- **MATERIAL FOR THIS EXERCISE**:
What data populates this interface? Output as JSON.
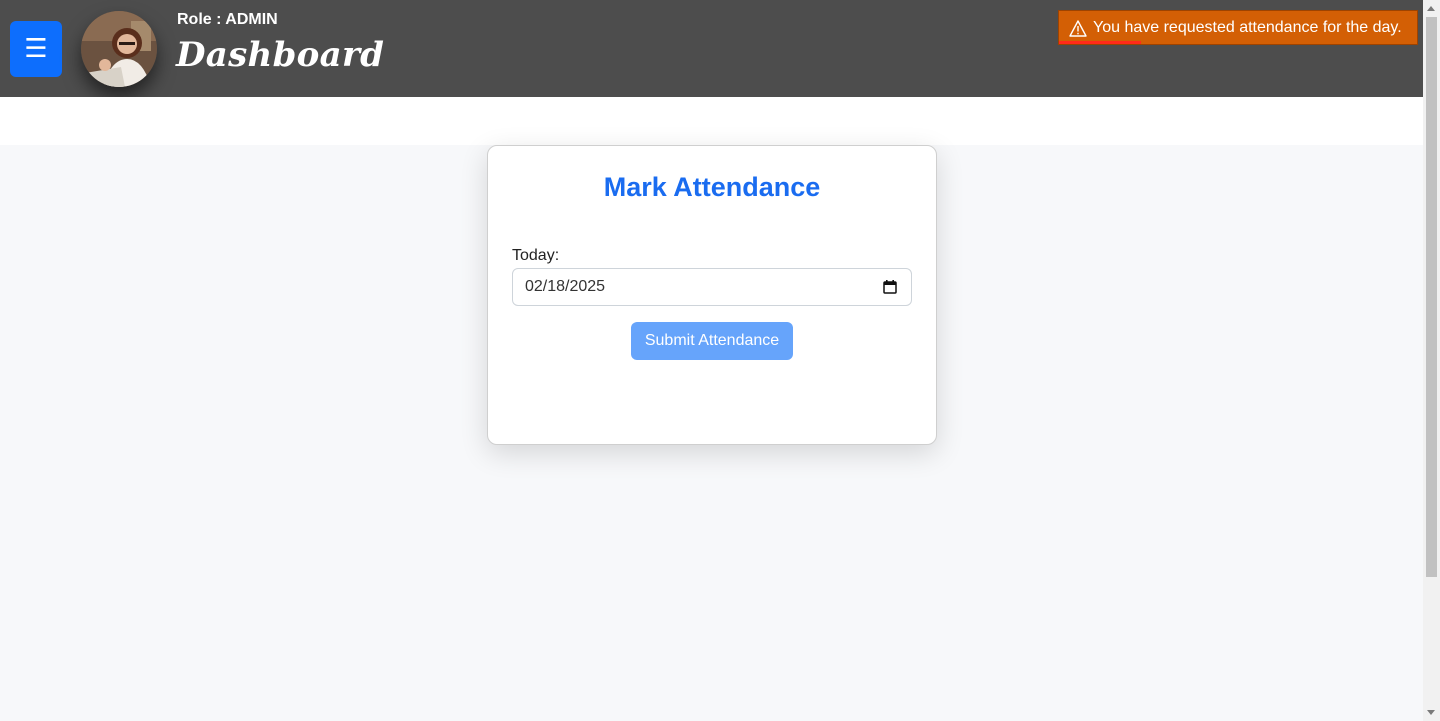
{
  "header": {
    "menu_icon": "☰",
    "avatar_icon": "user-avatar",
    "role_text": "Role : ADMIN",
    "title": "Dashboard"
  },
  "toast": {
    "icon": "warning-icon",
    "message": "You have requested attendance for the day.",
    "progress": 0.23,
    "color": "#d35f05"
  },
  "attendance": {
    "title": "Mark Attendance",
    "date_label": "Today:",
    "date_value": "02/18/2025",
    "calendar_icon": "calendar-icon",
    "submit_label": "Submit Attendance",
    "accent_color": "#1a6cf0"
  }
}
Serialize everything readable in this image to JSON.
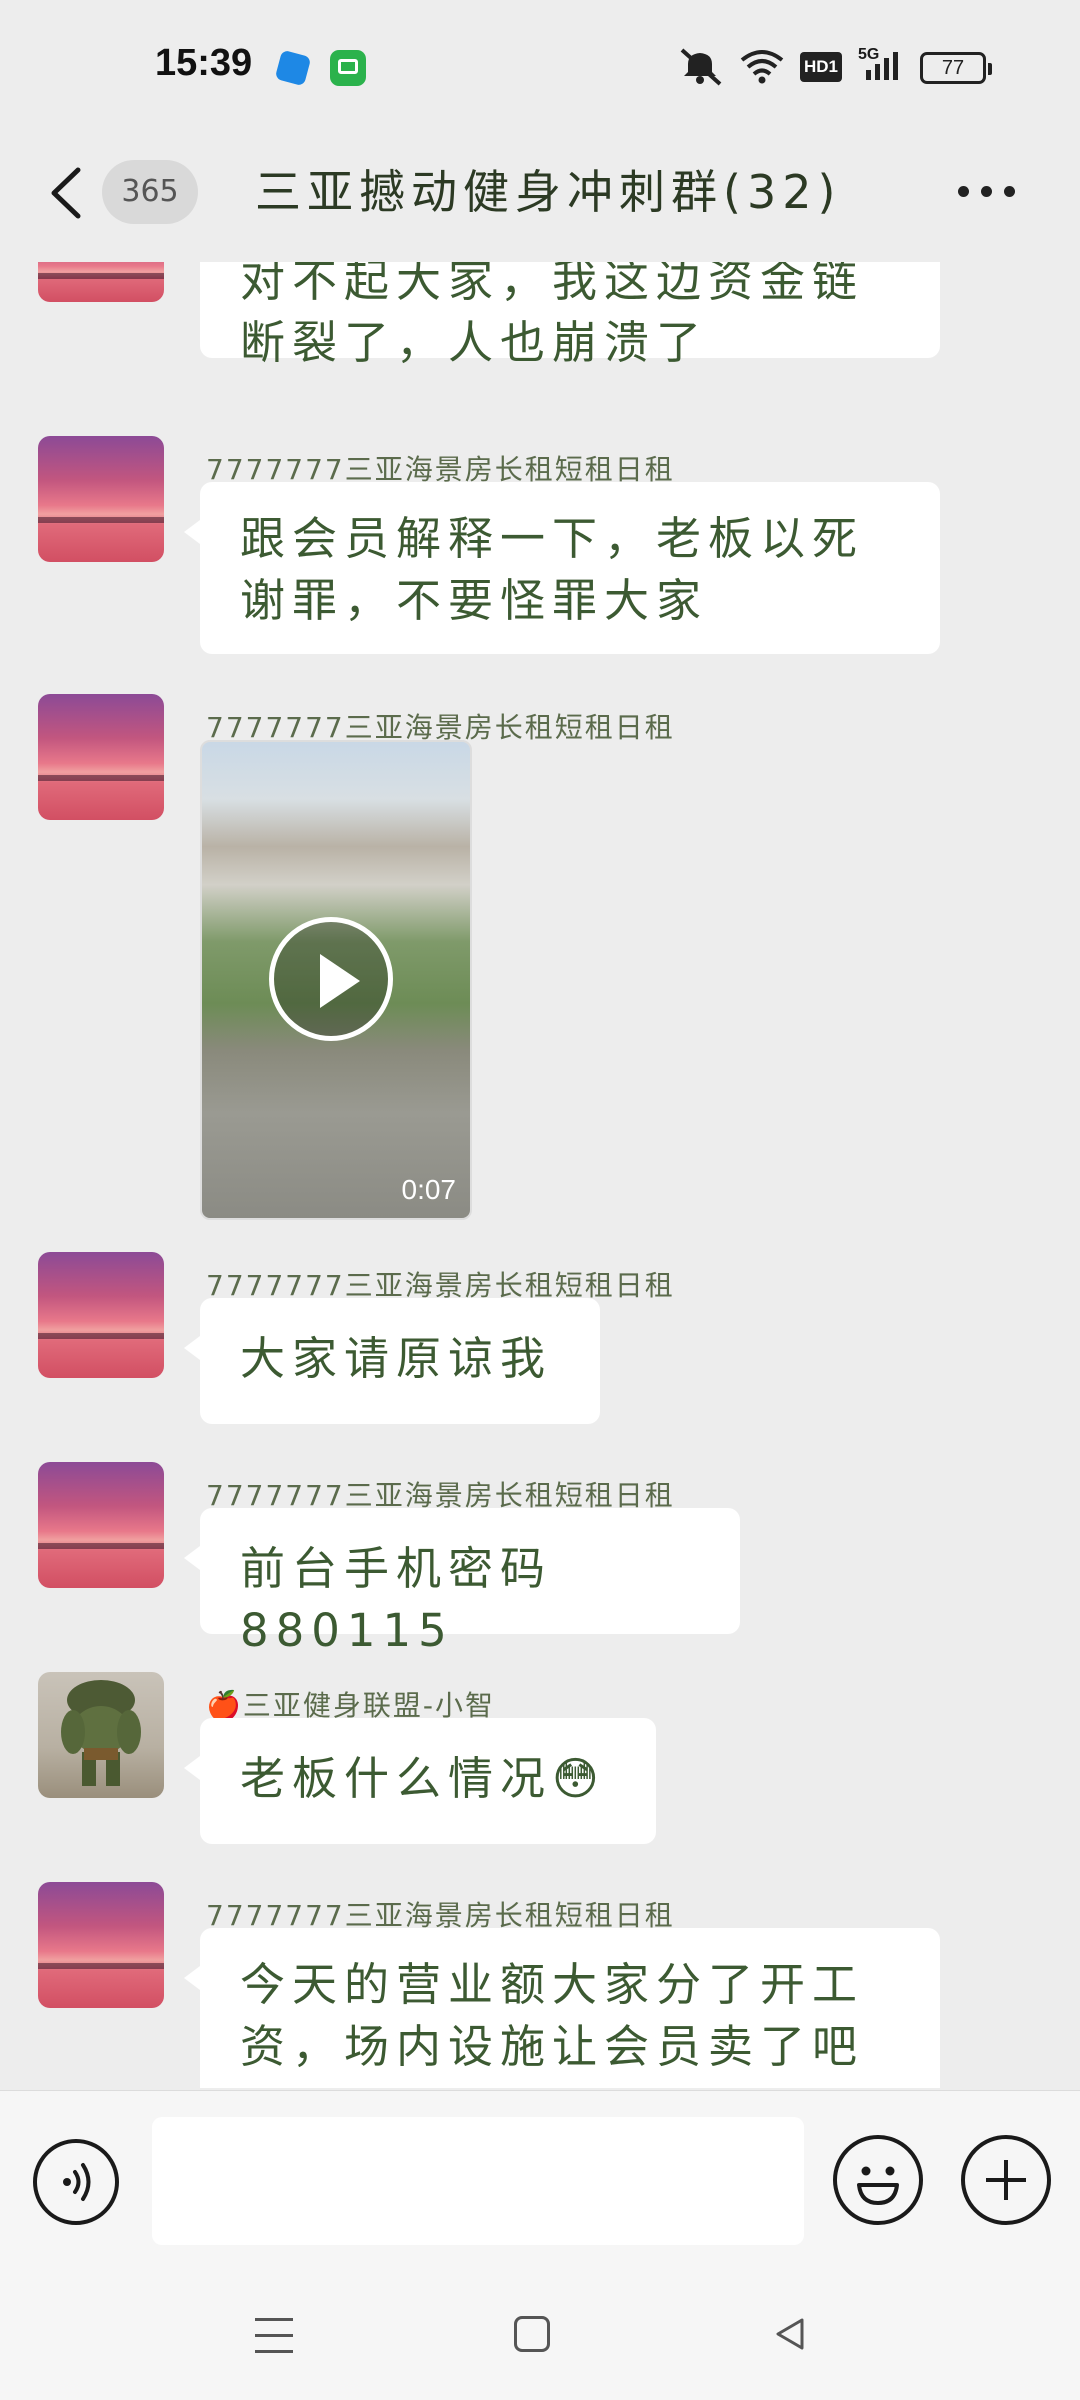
{
  "status_bar": {
    "time": "15:39",
    "network": "5G",
    "hd_badge": "HD1",
    "battery": "77",
    "icons": [
      "mute-icon",
      "wifi-icon",
      "hd-icon",
      "signal-icon",
      "battery-icon"
    ]
  },
  "header": {
    "back_icon": "chevron-left-icon",
    "unread_count": "365",
    "title": "三亚撼动健身冲刺群(32)",
    "more_icon": "more-icon"
  },
  "messages": [
    {
      "sender": "",
      "type": "text",
      "text": "对不起大家，我这边资金链断裂了，人也崩溃了"
    },
    {
      "sender": "7777777三亚海景房长租短租日租",
      "type": "text",
      "text": "跟会员解释一下，老板以死谢罪，不要怪罪大家"
    },
    {
      "sender": "7777777三亚海景房长租短租日租",
      "type": "video",
      "duration": "0:07"
    },
    {
      "sender": "7777777三亚海景房长租短租日租",
      "type": "text",
      "text": "大家请原谅我"
    },
    {
      "sender": "7777777三亚海景房长租短租日租",
      "type": "text",
      "text": "前台手机密码880115"
    },
    {
      "sender": "🍎三亚健身联盟-小智",
      "type": "text",
      "text": "老板什么情况😳"
    },
    {
      "sender": "7777777三亚海景房长租短租日租",
      "type": "text",
      "text": "今天的营业额大家分了开工资，场内设施让会员卖了吧"
    }
  ],
  "input_bar": {
    "voice_icon": "voice-icon",
    "placeholder": "",
    "emoji_icon": "emoji-icon",
    "plus_icon": "plus-icon"
  },
  "nav_bar": {
    "icons": [
      "menu-icon",
      "home-icon",
      "back-icon"
    ]
  }
}
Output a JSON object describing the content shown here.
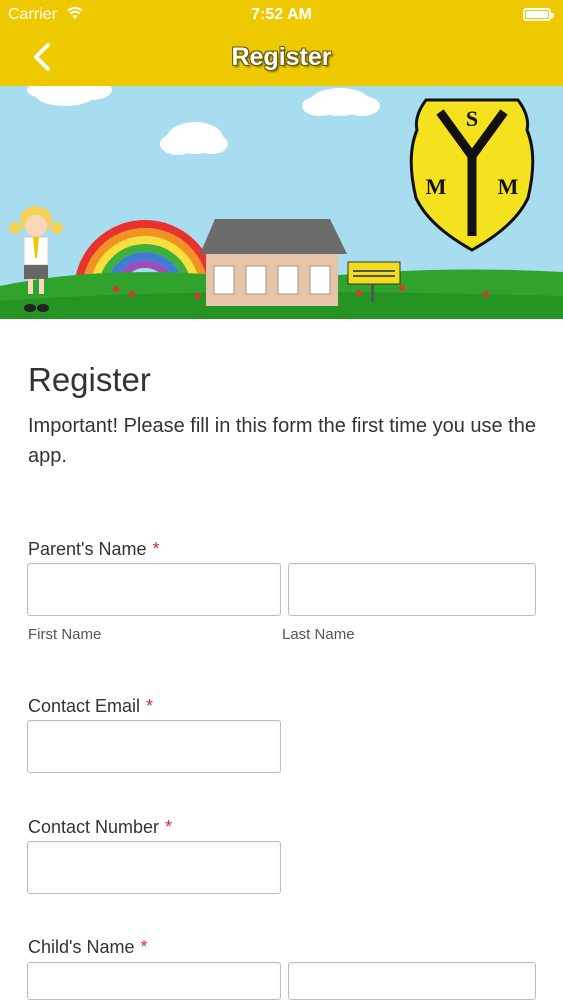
{
  "status_bar": {
    "carrier": "Carrier",
    "time": "7:52 AM"
  },
  "nav": {
    "title": "Register",
    "back_icon": "chevron-left-icon"
  },
  "banner": {
    "sign_text": "St Margaret Mary's Catholic Infant School",
    "crest_letters": [
      "S",
      "M",
      "M"
    ]
  },
  "form": {
    "title": "Register",
    "description": "Important! Please fill in this form the first time you use the app.",
    "required_marker": "*",
    "fields": {
      "parent_name": {
        "label": "Parent's Name",
        "first_sublabel": "First Name",
        "last_sublabel": "Last Name",
        "first_value": "",
        "last_value": ""
      },
      "contact_email": {
        "label": "Contact Email",
        "value": ""
      },
      "contact_number": {
        "label": "Contact Number",
        "value": ""
      },
      "child_name": {
        "label": "Child's Name",
        "first_value": "",
        "last_value": ""
      }
    }
  },
  "colors": {
    "header": "#efc900",
    "required": "#d32f2f",
    "text": "#333333",
    "sky": "#a8dcef",
    "grass": "#2fa32b"
  }
}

- **EXERCISE DESCRIPTION**: Count the lines of the listing above that include the word "chevron" and state the total with nothing else.

- **SOLUTION FOR THIS EXERCISE**: 2